*Exercise instructions*. Filter the records below and copy every line containing the word "Coeff".

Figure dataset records
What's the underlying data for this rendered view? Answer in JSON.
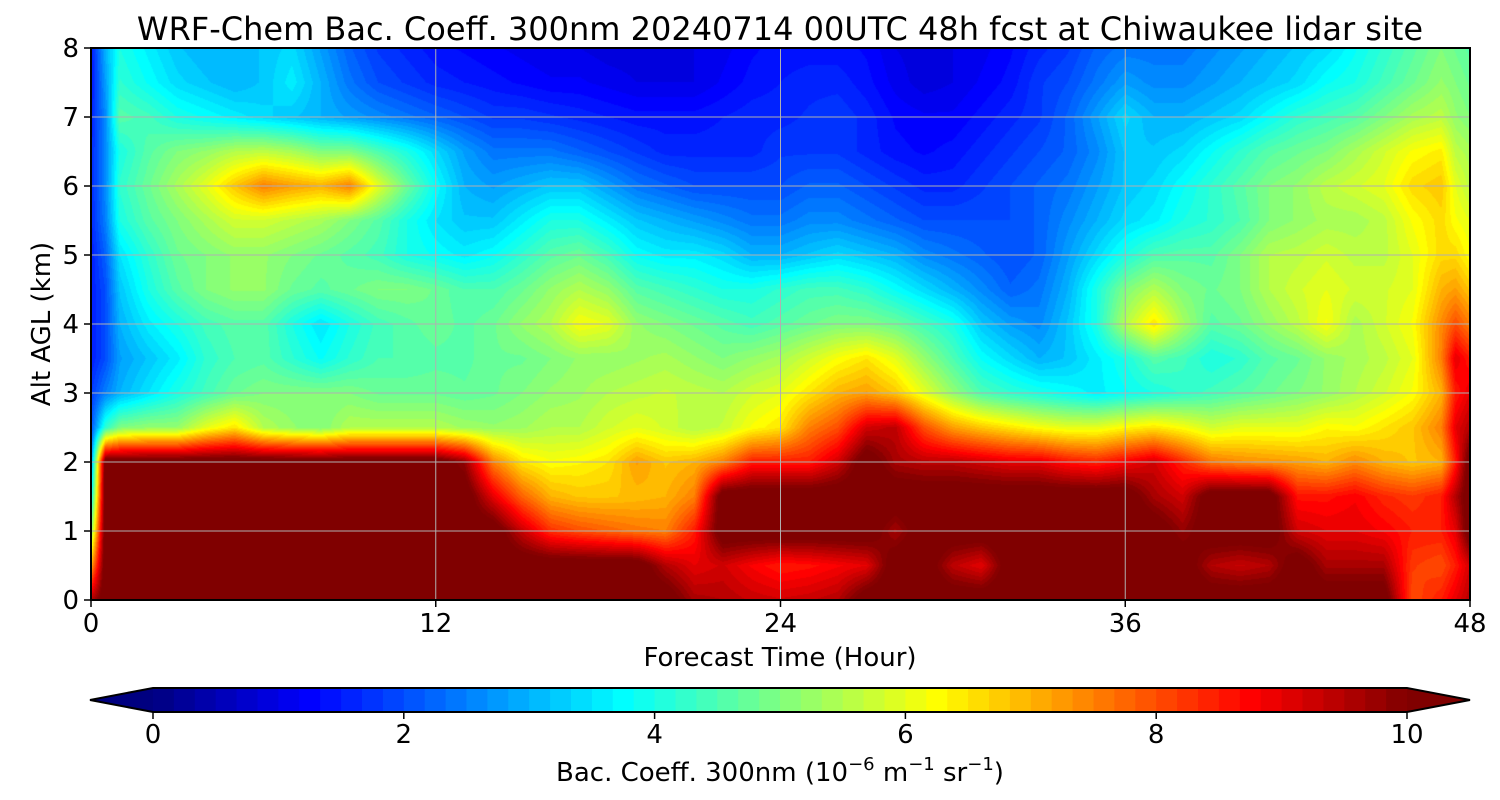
{
  "chart_data": {
    "type": "heatmap",
    "title": "WRF-Chem Bac. Coeff. 300nm  20240714 00UTC 48h fcst at Chiwaukee lidar site",
    "xlabel": "Forecast Time (Hour)",
    "ylabel": "Alt AGL (km)",
    "xlim": [
      0,
      48
    ],
    "ylim": [
      0,
      8
    ],
    "x_ticks": [
      0,
      12,
      24,
      36,
      48
    ],
    "y_ticks": [
      0,
      1,
      2,
      3,
      4,
      5,
      6,
      7,
      8
    ],
    "grid": true,
    "colormap": "jet",
    "colorbar": {
      "label_prefix": "Bac. Coeff. 300nm  (10",
      "label_exp1": "−6",
      "label_mid": " m",
      "label_exp2": "−1",
      "label_mid2": " sr",
      "label_exp3": "−1",
      "label_suffix": ")",
      "range": [
        0,
        10
      ],
      "ticks": [
        0,
        2,
        4,
        6,
        8,
        10
      ],
      "extend": "both",
      "under_color": "#000080",
      "over_color": "#800000"
    },
    "x_hours": [
      0,
      0.5,
      1,
      2,
      3,
      4,
      5,
      6,
      7,
      8,
      9,
      10,
      11,
      12,
      13,
      14,
      15,
      16,
      17,
      18,
      19,
      20,
      21,
      22,
      23,
      24,
      25,
      26,
      27,
      28,
      29,
      30,
      31,
      32,
      33,
      34,
      35,
      36,
      37,
      38,
      39,
      40,
      41,
      42,
      43,
      44,
      45,
      46,
      47,
      47.5,
      48
    ],
    "y_km": [
      0,
      0.5,
      1,
      1.5,
      2,
      2.5,
      3,
      3.5,
      4,
      4.5,
      5,
      5.5,
      6,
      6.5,
      7,
      7.5,
      8
    ],
    "values": [
      [
        9.5,
        10.5,
        10.5,
        10.5,
        10.5,
        10.5,
        10.5,
        10.5,
        10.5,
        10.5,
        10.5,
        10.5,
        10.5,
        10.5,
        10.5,
        10.5,
        10.5,
        10.5,
        10.5,
        10.5,
        10.5,
        10.5,
        9.6,
        9.5,
        9.3,
        9.2,
        9.3,
        9.5,
        10.5,
        10.5,
        10.5,
        10.5,
        10.5,
        10.5,
        10.5,
        10.5,
        10.5,
        10.5,
        10.5,
        10.5,
        10.5,
        10.5,
        10.5,
        10.5,
        10.5,
        10.5,
        10.5,
        8.0,
        8.5,
        9.0,
        9.5
      ],
      [
        7.0,
        10.5,
        10.5,
        10.5,
        10.5,
        10.5,
        10.5,
        10.5,
        10.5,
        10.5,
        10.5,
        10.5,
        10.5,
        10.5,
        10.5,
        10.5,
        10.5,
        10.5,
        10.5,
        10.5,
        10.5,
        9.5,
        9.0,
        9.2,
        8.8,
        8.5,
        8.6,
        8.8,
        9.0,
        10.5,
        10.5,
        9.4,
        9.0,
        10.5,
        10.5,
        10.5,
        10.5,
        10.5,
        10.5,
        10.5,
        9.5,
        9.3,
        9.5,
        10.5,
        9.6,
        9.6,
        9.6,
        8.2,
        8.0,
        8.5,
        9.2
      ],
      [
        5.0,
        10.5,
        10.5,
        10.5,
        10.5,
        10.5,
        10.5,
        10.5,
        10.5,
        10.5,
        10.5,
        10.5,
        10.5,
        10.5,
        10.5,
        10.5,
        9.3,
        8.3,
        8.0,
        7.8,
        7.6,
        7.5,
        8.5,
        10.5,
        10.5,
        10.5,
        10.5,
        10.5,
        10.5,
        9.6,
        10.5,
        10.5,
        10.5,
        10.5,
        10.5,
        10.5,
        10.5,
        10.5,
        10.5,
        9.8,
        10.5,
        10.5,
        10.5,
        9.2,
        9.0,
        9.0,
        8.8,
        8.5,
        8.5,
        9.0,
        10.5
      ],
      [
        3.5,
        10.5,
        10.5,
        10.5,
        10.5,
        10.5,
        10.5,
        10.5,
        10.5,
        10.5,
        10.5,
        10.5,
        10.5,
        10.5,
        10.5,
        9.0,
        7.8,
        7.0,
        6.8,
        6.8,
        6.9,
        7.0,
        7.5,
        10.5,
        10.5,
        10.5,
        10.5,
        10.5,
        10.5,
        10.5,
        10.5,
        10.5,
        10.5,
        10.5,
        10.5,
        10.5,
        10.5,
        10.5,
        9.6,
        9.2,
        10.5,
        10.5,
        10.5,
        8.6,
        8.6,
        8.8,
        8.4,
        8.2,
        8.5,
        9.5,
        10.5
      ],
      [
        2.5,
        10.5,
        10.5,
        10.5,
        10.5,
        10.5,
        10.5,
        10.5,
        10.5,
        10.5,
        10.5,
        10.5,
        10.5,
        10.5,
        9.8,
        7.5,
        6.5,
        6.2,
        6.3,
        6.5,
        7.2,
        6.8,
        7.0,
        7.5,
        8.5,
        8.5,
        8.5,
        9.2,
        10.5,
        9.6,
        9.4,
        9.4,
        9.2,
        9.0,
        9.0,
        8.6,
        8.4,
        8.8,
        9.2,
        8.4,
        7.6,
        7.4,
        7.3,
        7.2,
        7.0,
        7.4,
        7.0,
        6.8,
        7.0,
        8.5,
        10.5
      ],
      [
        2.0,
        4.2,
        5.0,
        5.2,
        5.2,
        6.0,
        6.5,
        5.5,
        5.2,
        5.0,
        5.5,
        5.5,
        5.5,
        5.5,
        5.3,
        5.2,
        5.3,
        5.5,
        5.5,
        5.8,
        6.0,
        5.8,
        5.5,
        5.7,
        6.2,
        6.5,
        7.5,
        8.0,
        9.2,
        9.4,
        8.0,
        7.2,
        6.8,
        6.5,
        6.2,
        6.0,
        6.0,
        6.3,
        6.5,
        6.2,
        5.8,
        6.0,
        6.0,
        6.0,
        6.3,
        6.2,
        6.5,
        6.8,
        7.5,
        9.0,
        9.5
      ],
      [
        1.8,
        2.5,
        3.0,
        3.5,
        4.0,
        4.4,
        4.8,
        5.0,
        5.0,
        5.0,
        5.0,
        4.8,
        4.8,
        4.8,
        4.7,
        4.8,
        5.0,
        5.2,
        5.3,
        5.5,
        5.6,
        5.7,
        5.6,
        5.5,
        5.8,
        6.0,
        6.5,
        7.0,
        7.2,
        6.8,
        6.0,
        5.2,
        4.5,
        4.2,
        4.0,
        3.8,
        3.6,
        3.8,
        4.0,
        4.2,
        4.4,
        4.6,
        4.8,
        5.0,
        5.2,
        5.5,
        5.8,
        6.2,
        7.0,
        8.5,
        9.0
      ],
      [
        1.5,
        2.0,
        2.8,
        3.2,
        3.6,
        4.2,
        4.5,
        4.6,
        4.2,
        3.8,
        4.2,
        4.5,
        4.5,
        4.6,
        4.6,
        4.8,
        4.8,
        5.0,
        5.2,
        5.2,
        5.3,
        5.4,
        5.2,
        5.0,
        5.2,
        5.4,
        5.8,
        6.2,
        6.5,
        6.0,
        5.2,
        4.5,
        3.8,
        3.4,
        3.0,
        3.2,
        3.6,
        4.0,
        4.6,
        4.4,
        4.0,
        4.2,
        4.6,
        4.8,
        5.2,
        5.4,
        5.6,
        6.0,
        7.5,
        9.0,
        8.5
      ],
      [
        1.5,
        2.0,
        3.0,
        3.6,
        4.0,
        4.4,
        4.6,
        4.6,
        4.0,
        3.5,
        4.0,
        4.4,
        4.6,
        4.8,
        4.6,
        4.8,
        5.2,
        5.5,
        6.2,
        6.0,
        5.2,
        5.0,
        4.8,
        4.6,
        4.4,
        4.6,
        4.8,
        5.0,
        5.0,
        4.8,
        4.4,
        4.0,
        3.2,
        2.8,
        2.6,
        3.2,
        4.0,
        5.5,
        6.5,
        5.4,
        4.6,
        4.8,
        5.2,
        5.6,
        6.2,
        5.4,
        5.8,
        6.2,
        7.4,
        8.0,
        7.5
      ],
      [
        1.5,
        2.0,
        3.2,
        4.0,
        4.6,
        5.0,
        5.2,
        5.2,
        4.8,
        4.6,
        4.8,
        5.0,
        5.0,
        4.8,
        4.5,
        4.5,
        4.8,
        5.2,
        5.5,
        5.2,
        4.6,
        4.4,
        4.2,
        4.0,
        4.0,
        4.2,
        4.4,
        4.4,
        4.2,
        3.8,
        3.4,
        3.0,
        2.6,
        2.2,
        2.4,
        3.0,
        4.0,
        5.0,
        5.5,
        5.0,
        4.8,
        5.0,
        5.5,
        5.8,
        6.0,
        5.8,
        5.8,
        6.0,
        7.0,
        7.2,
        6.8
      ],
      [
        1.5,
        2.2,
        3.5,
        4.2,
        4.8,
        5.0,
        5.2,
        5.2,
        5.0,
        4.8,
        4.6,
        4.4,
        4.0,
        3.8,
        3.6,
        3.8,
        4.2,
        4.6,
        4.8,
        4.4,
        3.8,
        3.6,
        3.6,
        3.4,
        3.0,
        3.0,
        3.2,
        3.4,
        3.2,
        3.0,
        2.6,
        2.4,
        2.2,
        2.0,
        2.2,
        2.8,
        3.4,
        4.0,
        4.5,
        4.6,
        4.6,
        5.0,
        5.5,
        5.6,
        5.8,
        5.6,
        5.6,
        6.0,
        6.6,
        6.6,
        6.2
      ],
      [
        1.6,
        2.5,
        4.0,
        4.6,
        5.0,
        5.4,
        5.8,
        5.8,
        5.6,
        5.4,
        5.0,
        4.6,
        4.0,
        3.5,
        3.2,
        3.2,
        3.6,
        4.0,
        4.0,
        3.6,
        3.2,
        3.0,
        2.8,
        2.6,
        2.4,
        2.4,
        2.6,
        2.6,
        2.4,
        2.2,
        2.0,
        2.0,
        2.0,
        2.0,
        2.2,
        2.6,
        3.0,
        3.4,
        3.6,
        4.0,
        4.2,
        4.5,
        5.0,
        5.2,
        5.4,
        5.4,
        5.6,
        6.2,
        6.6,
        6.2,
        6.0
      ],
      [
        1.6,
        2.6,
        4.2,
        4.8,
        5.4,
        6.0,
        6.8,
        7.5,
        7.2,
        7.0,
        7.5,
        6.0,
        4.8,
        3.8,
        3.0,
        2.8,
        3.0,
        3.2,
        3.2,
        2.8,
        2.4,
        2.2,
        2.0,
        2.0,
        2.0,
        2.0,
        2.2,
        2.2,
        2.0,
        1.8,
        1.6,
        1.6,
        1.8,
        2.0,
        2.2,
        2.4,
        2.8,
        3.2,
        3.4,
        3.8,
        4.2,
        4.6,
        5.0,
        5.2,
        5.6,
        5.8,
        6.0,
        6.6,
        6.8,
        6.0,
        5.6
      ],
      [
        1.6,
        2.6,
        4.0,
        4.6,
        5.0,
        5.2,
        5.5,
        5.6,
        5.4,
        5.0,
        5.0,
        4.5,
        4.0,
        3.4,
        2.8,
        2.4,
        2.4,
        2.4,
        2.2,
        2.0,
        1.8,
        1.6,
        1.6,
        1.6,
        1.6,
        1.8,
        1.8,
        1.8,
        1.6,
        1.4,
        1.3,
        1.4,
        1.6,
        1.8,
        2.0,
        2.2,
        2.6,
        3.2,
        3.2,
        3.4,
        3.8,
        4.2,
        4.6,
        4.8,
        5.0,
        5.4,
        5.8,
        6.2,
        6.4,
        5.6,
        5.4
      ],
      [
        1.5,
        2.6,
        4.6,
        4.4,
        4.0,
        3.8,
        3.6,
        3.4,
        3.2,
        3.0,
        2.8,
        2.6,
        2.4,
        2.2,
        2.0,
        1.8,
        1.8,
        1.7,
        1.6,
        1.5,
        1.4,
        1.4,
        1.4,
        1.5,
        1.6,
        1.6,
        1.7,
        1.8,
        1.6,
        1.3,
        1.2,
        1.2,
        1.4,
        1.6,
        1.8,
        2.2,
        2.8,
        3.4,
        3.0,
        3.0,
        3.2,
        3.4,
        3.8,
        4.2,
        4.4,
        4.6,
        5.0,
        5.4,
        5.6,
        5.2,
        5.0
      ],
      [
        1.4,
        2.8,
        4.2,
        3.8,
        3.4,
        3.2,
        3.0,
        3.2,
        3.6,
        3.0,
        2.4,
        2.0,
        1.8,
        1.6,
        1.5,
        1.4,
        1.3,
        1.2,
        1.2,
        1.1,
        1.0,
        1.0,
        1.0,
        1.2,
        1.4,
        1.5,
        1.6,
        1.6,
        1.4,
        1.1,
        0.9,
        1.0,
        1.2,
        1.4,
        1.8,
        2.0,
        2.4,
        2.8,
        2.6,
        2.6,
        2.8,
        3.0,
        3.2,
        3.4,
        3.8,
        4.0,
        4.4,
        4.8,
        5.2,
        5.0,
        4.8
      ],
      [
        1.4,
        3.0,
        4.0,
        3.6,
        3.2,
        3.0,
        3.0,
        3.2,
        3.4,
        2.8,
        2.2,
        1.8,
        1.6,
        1.4,
        1.3,
        1.2,
        1.1,
        1.0,
        1.0,
        0.9,
        0.9,
        0.9,
        1.0,
        1.1,
        1.3,
        1.4,
        1.4,
        1.4,
        1.3,
        1.0,
        0.9,
        1.0,
        1.1,
        1.3,
        1.6,
        1.8,
        2.2,
        2.4,
        2.4,
        2.4,
        2.6,
        2.8,
        3.0,
        3.2,
        3.4,
        3.8,
        4.2,
        4.6,
        5.0,
        4.8,
        4.6
      ]
    ]
  }
}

*Written answer*.
    "title": "WRF-Chem Bac. Coeff. 300nm  20240714 00UTC 48h fcst at Chiwaukee lidar site",
      "label_prefix": "Bac. Coeff. 300nm  (10",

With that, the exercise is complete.